• Exercise inputs:
*-*-*

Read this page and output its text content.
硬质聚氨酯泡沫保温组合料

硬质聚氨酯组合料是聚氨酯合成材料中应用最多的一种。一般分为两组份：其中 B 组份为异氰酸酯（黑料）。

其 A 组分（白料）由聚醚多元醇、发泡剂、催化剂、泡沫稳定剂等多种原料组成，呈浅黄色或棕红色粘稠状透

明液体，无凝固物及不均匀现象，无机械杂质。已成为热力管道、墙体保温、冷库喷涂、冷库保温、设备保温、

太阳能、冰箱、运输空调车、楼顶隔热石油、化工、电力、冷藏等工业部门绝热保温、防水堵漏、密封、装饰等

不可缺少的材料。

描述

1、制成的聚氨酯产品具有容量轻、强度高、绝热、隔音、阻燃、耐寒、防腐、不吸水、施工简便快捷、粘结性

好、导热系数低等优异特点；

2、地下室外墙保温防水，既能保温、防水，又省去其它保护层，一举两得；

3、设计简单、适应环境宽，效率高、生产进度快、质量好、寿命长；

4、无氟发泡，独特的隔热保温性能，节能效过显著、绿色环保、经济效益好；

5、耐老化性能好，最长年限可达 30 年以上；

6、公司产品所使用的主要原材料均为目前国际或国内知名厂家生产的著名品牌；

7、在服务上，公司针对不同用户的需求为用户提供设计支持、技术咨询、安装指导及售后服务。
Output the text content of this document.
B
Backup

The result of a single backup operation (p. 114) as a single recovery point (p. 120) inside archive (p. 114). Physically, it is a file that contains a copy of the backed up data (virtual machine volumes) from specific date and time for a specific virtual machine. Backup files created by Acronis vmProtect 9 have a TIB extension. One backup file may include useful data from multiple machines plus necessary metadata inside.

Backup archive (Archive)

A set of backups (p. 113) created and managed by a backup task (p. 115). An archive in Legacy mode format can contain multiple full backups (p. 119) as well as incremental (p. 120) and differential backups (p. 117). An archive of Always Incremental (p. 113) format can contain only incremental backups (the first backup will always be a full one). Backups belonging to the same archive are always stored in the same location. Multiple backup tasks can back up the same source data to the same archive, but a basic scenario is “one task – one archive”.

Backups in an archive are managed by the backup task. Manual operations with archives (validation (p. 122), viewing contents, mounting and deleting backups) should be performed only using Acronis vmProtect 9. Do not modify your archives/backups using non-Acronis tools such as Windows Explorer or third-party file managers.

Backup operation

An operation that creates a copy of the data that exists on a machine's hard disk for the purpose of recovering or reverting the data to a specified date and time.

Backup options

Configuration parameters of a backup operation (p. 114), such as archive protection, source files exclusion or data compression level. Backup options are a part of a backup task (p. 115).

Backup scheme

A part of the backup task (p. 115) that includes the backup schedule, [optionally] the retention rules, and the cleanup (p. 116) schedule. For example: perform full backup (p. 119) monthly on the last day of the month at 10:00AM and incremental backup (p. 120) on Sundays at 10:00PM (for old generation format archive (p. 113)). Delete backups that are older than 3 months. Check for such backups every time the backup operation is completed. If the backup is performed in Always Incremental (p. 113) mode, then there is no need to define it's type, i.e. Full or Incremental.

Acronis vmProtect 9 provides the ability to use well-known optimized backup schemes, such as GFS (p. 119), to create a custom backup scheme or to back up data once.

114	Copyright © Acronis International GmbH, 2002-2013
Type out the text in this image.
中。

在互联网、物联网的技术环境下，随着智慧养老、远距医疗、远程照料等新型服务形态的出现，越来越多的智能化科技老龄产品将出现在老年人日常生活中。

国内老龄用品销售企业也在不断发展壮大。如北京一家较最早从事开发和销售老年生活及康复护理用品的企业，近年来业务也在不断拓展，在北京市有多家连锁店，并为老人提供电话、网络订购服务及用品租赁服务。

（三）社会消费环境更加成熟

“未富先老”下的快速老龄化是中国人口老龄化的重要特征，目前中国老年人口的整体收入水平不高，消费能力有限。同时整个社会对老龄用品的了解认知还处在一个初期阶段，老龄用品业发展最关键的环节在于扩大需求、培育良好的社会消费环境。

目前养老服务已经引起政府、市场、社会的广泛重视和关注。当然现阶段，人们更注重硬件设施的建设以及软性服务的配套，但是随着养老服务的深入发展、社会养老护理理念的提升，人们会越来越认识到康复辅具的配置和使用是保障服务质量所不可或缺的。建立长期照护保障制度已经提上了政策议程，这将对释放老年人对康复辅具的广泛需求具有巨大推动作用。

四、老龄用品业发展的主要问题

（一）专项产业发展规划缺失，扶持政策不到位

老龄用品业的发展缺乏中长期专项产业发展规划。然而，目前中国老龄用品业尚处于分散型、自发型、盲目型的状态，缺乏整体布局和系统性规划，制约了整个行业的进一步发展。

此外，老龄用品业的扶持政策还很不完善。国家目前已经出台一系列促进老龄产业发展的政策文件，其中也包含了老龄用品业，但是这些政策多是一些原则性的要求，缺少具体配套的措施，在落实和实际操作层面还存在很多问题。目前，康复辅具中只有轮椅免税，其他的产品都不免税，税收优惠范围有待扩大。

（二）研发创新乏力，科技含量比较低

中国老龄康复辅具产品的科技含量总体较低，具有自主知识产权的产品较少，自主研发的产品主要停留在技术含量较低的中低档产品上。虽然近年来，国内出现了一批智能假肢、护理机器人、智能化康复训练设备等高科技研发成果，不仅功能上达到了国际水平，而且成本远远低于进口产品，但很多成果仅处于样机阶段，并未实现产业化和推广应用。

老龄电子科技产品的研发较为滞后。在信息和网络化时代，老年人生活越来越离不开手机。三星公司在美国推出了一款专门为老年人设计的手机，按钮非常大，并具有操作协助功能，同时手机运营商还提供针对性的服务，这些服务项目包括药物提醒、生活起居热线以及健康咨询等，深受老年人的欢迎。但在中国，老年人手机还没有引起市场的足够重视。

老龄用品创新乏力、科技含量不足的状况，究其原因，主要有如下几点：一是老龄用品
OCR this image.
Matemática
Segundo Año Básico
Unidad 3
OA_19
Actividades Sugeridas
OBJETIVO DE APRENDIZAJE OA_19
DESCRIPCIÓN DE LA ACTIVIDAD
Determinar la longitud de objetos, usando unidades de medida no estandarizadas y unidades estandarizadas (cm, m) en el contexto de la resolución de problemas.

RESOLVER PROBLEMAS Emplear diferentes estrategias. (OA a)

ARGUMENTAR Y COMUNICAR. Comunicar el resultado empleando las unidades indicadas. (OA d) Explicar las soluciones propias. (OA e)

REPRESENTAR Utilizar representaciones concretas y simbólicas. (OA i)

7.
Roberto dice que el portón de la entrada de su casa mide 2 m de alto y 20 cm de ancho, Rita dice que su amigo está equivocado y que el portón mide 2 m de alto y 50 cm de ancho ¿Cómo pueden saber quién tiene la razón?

*-*-*

• Problem requirements: Nothing should be left out: return all of the records exactly.

• Answer in full:
Read this page and output its text content.
硬质聚氨酯泡沫保温组合料

硬质聚氨酯组合料是聚氨酯合成材料中应用最多的一种。一般分为两组份：其中 B 组份为异氰酸酯（黑料）。

其 A 组分（白料）由聚醚多元醇、发泡剂、催化剂、泡沫稳定剂等多种原料组成，呈浅黄色或棕红色粘稠状透

明液体，无凝固物及不均匀现象，无机械杂质。已成为热力管道、墙体保温、冷库喷涂、冷库保温、设备保温、

太阳能、冰箱、运输空调车、楼顶隔热石油、化工、电力、冷藏等工业部门绝热保温、防水堵漏、密封、装饰等

不可缺少的材料。

描述

1、制成的聚氨酯产品具有容量轻、强度高、绝热、隔音、阻燃、耐寒、防腐、不吸水、施工简便快捷、粘结性

好、导热系数低等优异特点；

2、地下室外墙保温防水，既能保温、防水，又省去其它保护层，一举两得；

3、设计简单、适应环境宽，效率高、生产进度快、质量好、寿命长；

4、无氟发泡，独特的隔热保温性能，节能效过显著、绿色环保、经济效益好；

5、耐老化性能好，最长年限可达 30 年以上；

6、公司产品所使用的主要原材料均为目前国际或国内知名厂家生产的著名品牌；

7、在服务上，公司针对不同用户的需求为用户提供设计支持、技术咨询、安装指导及售后服务。
Output the text content of this document.
B
Backup

The result of a single backup operation (p. 114) as a single recovery point (p. 120) inside archive (p. 114). Physically, it is a file that contains a copy of the backed up data (virtual machine volumes) from specific date and time for a specific virtual machine. Backup files created by Acronis vmProtect 9 have a TIB extension. One backup file may include useful data from multiple machines plus necessary metadata inside.

Backup archive (Archive)

A set of backups (p. 113) created and managed by a backup task (p. 115). An archive in Legacy mode format can contain multiple full backups (p. 119) as well as incremental (p. 120) and differential backups (p. 117). An archive of Always Incremental (p. 113) format can contain only incremental backups (the first backup will always be a full one). Backups belonging to the same archive are always stored in the same location. Multiple backup tasks can back up the same source data to the same archive, but a basic scenario is “one task – one archive”.

Backups in an archive are managed by the backup task. Manual operations with archives (validation (p. 122), viewing contents, mounting and deleting backups) should be performed only using Acronis vmProtect 9. Do not modify your archives/backups using non-Acronis tools such as Windows Explorer or third-party file managers.

Backup operation

An operation that creates a copy of the data that exists on a machine's hard disk for the purpose of recovering or reverting the data to a specified date and time.

Backup options

Configuration parameters of a backup operation (p. 114), such as archive protection, source files exclusion or data compression level. Backup options are a part of a backup task (p. 115).

Backup scheme

A part of the backup task (p. 115) that includes the backup schedule, [optionally] the retention rules, and the cleanup (p. 116) schedule. For example: perform full backup (p. 119) monthly on the last day of the month at 10:00AM and incremental backup (p. 120) on Sundays at 10:00PM (for old generation format archive (p. 113)). Delete backups that are older than 3 months. Check for such backups every time the backup operation is completed. If the backup is performed in Always Incremental (p. 113) mode, then there is no need to define it's type, i.e. Full or Incremental.

Acronis vmProtect 9 provides the ability to use well-known optimized backup schemes, such as GFS (p. 119), to create a custom backup scheme or to back up data once.

114	Copyright © Acronis International GmbH, 2002-2013
Type out the text in this image.
中。

在互联网、物联网的技术环境下，随着智慧养老、远距医疗、远程照料等新型服务形态的出现，越来越多的智能化科技老龄产品将出现在老年人日常生活中。

国内老龄用品销售企业也在不断发展壮大。如北京一家较最早从事开发和销售老年生活及康复护理用品的企业，近年来业务也在不断拓展，在北京市有多家连锁店，并为老人提供电话、网络订购服务及用品租赁服务。

（三）社会消费环境更加成熟

“未富先老”下的快速老龄化是中国人口老龄化的重要特征，目前中国老年人口的整体收入水平不高，消费能力有限。同时整个社会对老龄用品的了解认知还处在一个初期阶段，老龄用品业发展最关键的环节在于扩大需求、培育良好的社会消费环境。

目前养老服务已经引起政府、市场、社会的广泛重视和关注。当然现阶段，人们更注重硬件设施的建设以及软性服务的配套，但是随着养老服务的深入发展、社会养老护理理念的提升，人们会越来越认识到康复辅具的配置和使用是保障服务质量所不可或缺的。建立长期照护保障制度已经提上了政策议程，这将对释放老年人对康复辅具的广泛需求具有巨大推动作用。

四、老龄用品业发展的主要问题

（一）专项产业发展规划缺失，扶持政策不到位

老龄用品业的发展缺乏中长期专项产业发展规划。然而，目前中国老龄用品业尚处于分散型、自发型、盲目型的状态，缺乏整体布局和系统性规划，制约了整个行业的进一步发展。

此外，老龄用品业的扶持政策还很不完善。国家目前已经出台一系列促进老龄产业发展的政策文件，其中也包含了老龄用品业，但是这些政策多是一些原则性的要求，缺少具体配套的措施，在落实和实际操作层面还存在很多问题。目前，康复辅具中只有轮椅免税，其他的产品都不免税，税收优惠范围有待扩大。

（二）研发创新乏力，科技含量比较低

中国老龄康复辅具产品的科技含量总体较低，具有自主知识产权的产品较少，自主研发的产品主要停留在技术含量较低的中低档产品上。虽然近年来，国内出现了一批智能假肢、护理机器人、智能化康复训练设备等高科技研发成果，不仅功能上达到了国际水平，而且成本远远低于进口产品，但很多成果仅处于样机阶段，并未实现产业化和推广应用。

老龄电子科技产品的研发较为滞后。在信息和网络化时代，老年人生活越来越离不开手机。三星公司在美国推出了一款专门为老年人设计的手机，按钮非常大，并具有操作协助功能，同时手机运营商还提供针对性的服务，这些服务项目包括药物提醒、生活起居热线以及健康咨询等，深受老年人的欢迎。但在中国，老年人手机还没有引起市场的足够重视。

老龄用品创新乏力、科技含量不足的状况，究其原因，主要有如下几点：一是老龄用品
OCR this image.
Matemática
Segundo Año Básico
Unidad 3
OA_19
Actividades Sugeridas
OBJETIVO DE APRENDIZAJE OA_19
DESCRIPCIÓN DE LA ACTIVIDAD
Determinar la longitud de objetos, usando unidades de medida no estandarizadas y unidades estandarizadas (cm, m) en el contexto de la resolución de problemas.

RESOLVER PROBLEMAS Emplear diferentes estrategias. (OA a)

ARGUMENTAR Y COMUNICAR. Comunicar el resultado empleando las unidades indicadas. (OA d) Explicar las soluciones propias. (OA e)

REPRESENTAR Utilizar representaciones concretas y simbólicas. (OA i)

7.
Roberto dice que el portón de la entrada de su casa mide 2 m de alto y 20 cm de ancho, Rita dice que su amigo está equivocado y que el portón mide 2 m de alto y 50 cm de ancho ¿Cómo pueden saber quién tiene la razón?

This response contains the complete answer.